### Input records
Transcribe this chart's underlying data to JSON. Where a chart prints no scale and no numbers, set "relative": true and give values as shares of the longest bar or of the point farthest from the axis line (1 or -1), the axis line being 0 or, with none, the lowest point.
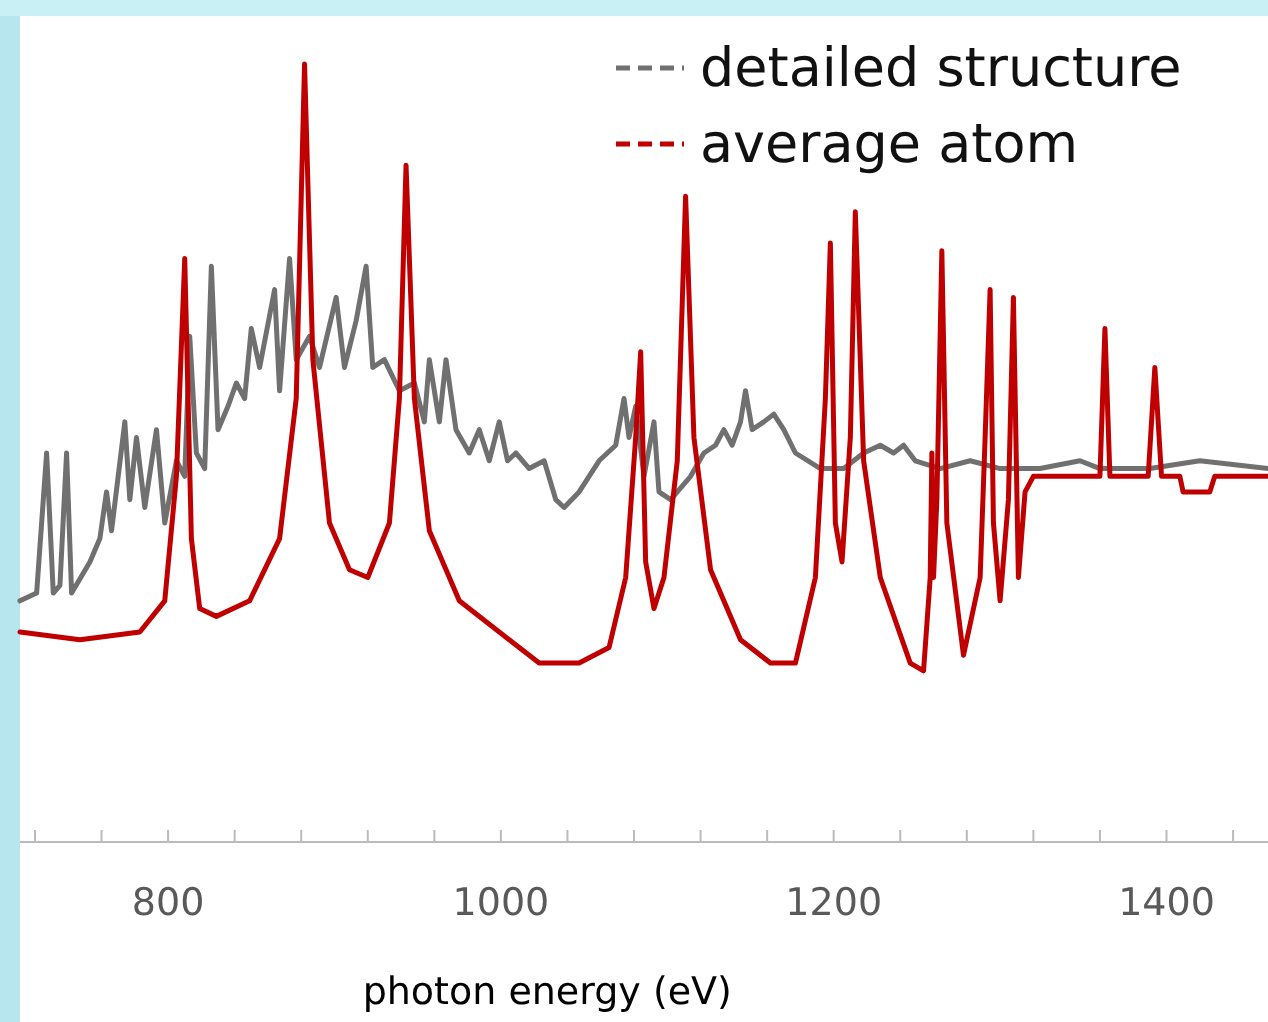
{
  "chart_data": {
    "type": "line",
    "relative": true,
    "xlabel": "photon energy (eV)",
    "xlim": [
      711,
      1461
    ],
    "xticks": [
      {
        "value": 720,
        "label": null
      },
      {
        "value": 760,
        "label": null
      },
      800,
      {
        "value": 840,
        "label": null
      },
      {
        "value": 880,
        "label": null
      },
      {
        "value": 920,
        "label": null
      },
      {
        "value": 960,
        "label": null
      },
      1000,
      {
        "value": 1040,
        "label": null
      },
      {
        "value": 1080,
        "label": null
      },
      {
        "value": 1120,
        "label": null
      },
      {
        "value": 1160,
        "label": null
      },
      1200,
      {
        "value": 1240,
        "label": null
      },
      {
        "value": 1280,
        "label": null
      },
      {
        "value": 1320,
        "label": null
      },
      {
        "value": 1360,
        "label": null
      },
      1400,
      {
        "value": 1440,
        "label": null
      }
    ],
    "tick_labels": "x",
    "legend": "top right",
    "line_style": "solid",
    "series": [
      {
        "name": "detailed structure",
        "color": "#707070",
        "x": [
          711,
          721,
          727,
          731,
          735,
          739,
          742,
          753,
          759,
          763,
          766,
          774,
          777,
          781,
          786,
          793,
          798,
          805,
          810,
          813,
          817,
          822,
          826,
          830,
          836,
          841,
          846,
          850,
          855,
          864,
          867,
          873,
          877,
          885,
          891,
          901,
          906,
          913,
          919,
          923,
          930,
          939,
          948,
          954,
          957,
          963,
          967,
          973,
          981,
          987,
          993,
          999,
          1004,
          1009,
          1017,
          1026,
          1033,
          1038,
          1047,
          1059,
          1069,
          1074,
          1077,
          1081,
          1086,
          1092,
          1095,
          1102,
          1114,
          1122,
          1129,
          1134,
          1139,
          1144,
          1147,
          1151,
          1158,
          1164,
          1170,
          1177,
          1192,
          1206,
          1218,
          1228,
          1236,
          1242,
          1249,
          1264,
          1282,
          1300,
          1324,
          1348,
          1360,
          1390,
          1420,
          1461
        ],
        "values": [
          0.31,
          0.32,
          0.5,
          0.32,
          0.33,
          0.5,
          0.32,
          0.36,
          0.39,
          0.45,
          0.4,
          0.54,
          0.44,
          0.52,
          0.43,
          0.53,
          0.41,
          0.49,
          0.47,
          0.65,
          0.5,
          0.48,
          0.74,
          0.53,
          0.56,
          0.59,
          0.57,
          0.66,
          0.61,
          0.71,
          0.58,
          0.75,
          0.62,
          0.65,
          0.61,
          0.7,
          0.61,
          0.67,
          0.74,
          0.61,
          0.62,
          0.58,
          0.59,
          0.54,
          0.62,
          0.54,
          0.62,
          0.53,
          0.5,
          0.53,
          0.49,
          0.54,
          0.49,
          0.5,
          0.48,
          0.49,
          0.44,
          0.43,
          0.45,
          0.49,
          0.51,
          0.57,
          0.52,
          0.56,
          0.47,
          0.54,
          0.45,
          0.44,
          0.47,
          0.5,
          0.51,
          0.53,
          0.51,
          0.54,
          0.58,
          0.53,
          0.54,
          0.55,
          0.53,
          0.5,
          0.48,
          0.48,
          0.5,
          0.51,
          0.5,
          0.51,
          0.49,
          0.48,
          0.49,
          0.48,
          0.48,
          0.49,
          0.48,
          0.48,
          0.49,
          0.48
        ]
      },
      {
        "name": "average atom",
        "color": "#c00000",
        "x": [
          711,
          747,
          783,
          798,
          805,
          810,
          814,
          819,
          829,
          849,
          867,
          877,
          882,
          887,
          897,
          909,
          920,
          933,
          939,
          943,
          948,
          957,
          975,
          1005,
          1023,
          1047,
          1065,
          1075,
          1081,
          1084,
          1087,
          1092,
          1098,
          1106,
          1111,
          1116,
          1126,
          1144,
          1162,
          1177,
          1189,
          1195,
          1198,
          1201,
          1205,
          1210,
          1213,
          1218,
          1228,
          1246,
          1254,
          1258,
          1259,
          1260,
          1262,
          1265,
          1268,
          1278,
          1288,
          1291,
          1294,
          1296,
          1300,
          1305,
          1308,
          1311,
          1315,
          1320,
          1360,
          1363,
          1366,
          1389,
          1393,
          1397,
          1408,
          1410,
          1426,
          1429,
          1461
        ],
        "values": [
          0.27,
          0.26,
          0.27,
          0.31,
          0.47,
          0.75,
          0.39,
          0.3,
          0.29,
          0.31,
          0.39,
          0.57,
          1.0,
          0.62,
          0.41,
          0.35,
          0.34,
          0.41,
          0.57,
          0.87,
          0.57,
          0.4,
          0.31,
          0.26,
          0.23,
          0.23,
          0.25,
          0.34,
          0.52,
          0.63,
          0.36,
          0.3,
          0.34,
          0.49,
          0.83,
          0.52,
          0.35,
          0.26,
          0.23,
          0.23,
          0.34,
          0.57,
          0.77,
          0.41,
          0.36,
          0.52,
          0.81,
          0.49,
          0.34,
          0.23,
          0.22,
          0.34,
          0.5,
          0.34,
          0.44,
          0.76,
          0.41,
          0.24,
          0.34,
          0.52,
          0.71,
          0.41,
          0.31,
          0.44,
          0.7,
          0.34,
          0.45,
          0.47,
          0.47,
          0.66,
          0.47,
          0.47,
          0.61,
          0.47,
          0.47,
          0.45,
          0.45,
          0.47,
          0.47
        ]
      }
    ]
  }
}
######
**Do this**: Your copy should match the entries exactly, minus the pictures.

**The response**:
Transcribe this chart's underlying data to JSON. Where a chart prints no scale and no numbers, set "relative": true and give values as shares of the longest bar or of the point farthest from the axis line (1 or -1), the axis line being 0 or, with none, the lowest point.
{
  "chart_data": {
    "type": "line",
    "relative": true,
    "xlabel": "photon energy (eV)",
    "xlim": [
      711,
      1461
    ],
    "xticks": [
      {
        "value": 720,
        "label": null
      },
      {
        "value": 760,
        "label": null
      },
      800,
      {
        "value": 840,
        "label": null
      },
      {
        "value": 880,
        "label": null
      },
      {
        "value": 920,
        "label": null
      },
      {
        "value": 960,
        "label": null
      },
      1000,
      {
        "value": 1040,
        "label": null
      },
      {
        "value": 1080,
        "label": null
      },
      {
        "value": 1120,
        "label": null
      },
      {
        "value": 1160,
        "label": null
      },
      1200,
      {
        "value": 1240,
        "label": null
      },
      {
        "value": 1280,
        "label": null
      },
      {
        "value": 1320,
        "label": null
      },
      {
        "value": 1360,
        "label": null
      },
      1400,
      {
        "value": 1440,
        "label": null
      }
    ],
    "tick_labels": "x",
    "legend": "top right",
    "line_style": "solid",
    "series": [
      {
        "name": "detailed structure",
        "color": "#707070",
        "x": [
          711,
          721,
          727,
          731,
          735,
          739,
          742,
          753,
          759,
          763,
          766,
          774,
          777,
          781,
          786,
          793,
          798,
          805,
          810,
          813,
          817,
          822,
          826,
          830,
          836,
          841,
          846,
          850,
          855,
          864,
          867,
          873,
          877,
          885,
          891,
          901,
          906,
          913,
          919,
          923,
          930,
          939,
          948,
          954,
          957,
          963,
          967,
          973,
          981,
          987,
          993,
          999,
          1004,
          1009,
          1017,
          1026,
          1033,
          1038,
          1047,
          1059,
          1069,
          1074,
          1077,
          1081,
          1086,
          1092,
          1095,
          1102,
          1114,
          1122,
          1129,
          1134,
          1139,
          1144,
          1147,
          1151,
          1158,
          1164,
          1170,
          1177,
          1192,
          1206,
          1218,
          1228,
          1236,
          1242,
          1249,
          1264,
          1282,
          1300,
          1324,
          1348,
          1360,
          1390,
          1420,
          1461
        ],
        "values": [
          0.31,
          0.32,
          0.5,
          0.32,
          0.33,
          0.5,
          0.32,
          0.36,
          0.39,
          0.45,
          0.4,
          0.54,
          0.44,
          0.52,
          0.43,
          0.53,
          0.41,
          0.49,
          0.47,
          0.65,
          0.5,
          0.48,
          0.74,
          0.53,
          0.56,
          0.59,
          0.57,
          0.66,
          0.61,
          0.71,
          0.58,
          0.75,
          0.62,
          0.65,
          0.61,
          0.7,
          0.61,
          0.67,
          0.74,
          0.61,
          0.62,
          0.58,
          0.59,
          0.54,
          0.62,
          0.54,
          0.62,
          0.53,
          0.5,
          0.53,
          0.49,
          0.54,
          0.49,
          0.5,
          0.48,
          0.49,
          0.44,
          0.43,
          0.45,
          0.49,
          0.51,
          0.57,
          0.52,
          0.56,
          0.47,
          0.54,
          0.45,
          0.44,
          0.47,
          0.5,
          0.51,
          0.53,
          0.51,
          0.54,
          0.58,
          0.53,
          0.54,
          0.55,
          0.53,
          0.5,
          0.48,
          0.48,
          0.5,
          0.51,
          0.5,
          0.51,
          0.49,
          0.48,
          0.49,
          0.48,
          0.48,
          0.49,
          0.48,
          0.48,
          0.49,
          0.48
        ]
      },
      {
        "name": "average atom",
        "color": "#c00000",
        "x": [
          711,
          747,
          783,
          798,
          805,
          810,
          814,
          819,
          829,
          849,
          867,
          877,
          882,
          887,
          897,
          909,
          920,
          933,
          939,
          943,
          948,
          957,
          975,
          1005,
          1023,
          1047,
          1065,
          1075,
          1081,
          1084,
          1087,
          1092,
          1098,
          1106,
          1111,
          1116,
          1126,
          1144,
          1162,
          1177,
          1189,
          1195,
          1198,
          1201,
          1205,
          1210,
          1213,
          1218,
          1228,
          1246,
          1254,
          1258,
          1259,
          1260,
          1262,
          1265,
          1268,
          1278,
          1288,
          1291,
          1294,
          1296,
          1300,
          1305,
          1308,
          1311,
          1315,
          1320,
          1360,
          1363,
          1366,
          1389,
          1393,
          1397,
          1408,
          1410,
          1426,
          1429,
          1461
        ],
        "values": [
          0.27,
          0.26,
          0.27,
          0.31,
          0.47,
          0.75,
          0.39,
          0.3,
          0.29,
          0.31,
          0.39,
          0.57,
          1.0,
          0.62,
          0.41,
          0.35,
          0.34,
          0.41,
          0.57,
          0.87,
          0.57,
          0.4,
          0.31,
          0.26,
          0.23,
          0.23,
          0.25,
          0.34,
          0.52,
          0.63,
          0.36,
          0.3,
          0.34,
          0.49,
          0.83,
          0.52,
          0.35,
          0.26,
          0.23,
          0.23,
          0.34,
          0.57,
          0.77,
          0.41,
          0.36,
          0.52,
          0.81,
          0.49,
          0.34,
          0.23,
          0.22,
          0.34,
          0.5,
          0.34,
          0.44,
          0.76,
          0.41,
          0.24,
          0.34,
          0.52,
          0.71,
          0.41,
          0.31,
          0.44,
          0.7,
          0.34,
          0.45,
          0.47,
          0.47,
          0.66,
          0.47,
          0.47,
          0.61,
          0.47,
          0.47,
          0.45,
          0.45,
          0.47,
          0.47
        ]
      }
    ]
  }
}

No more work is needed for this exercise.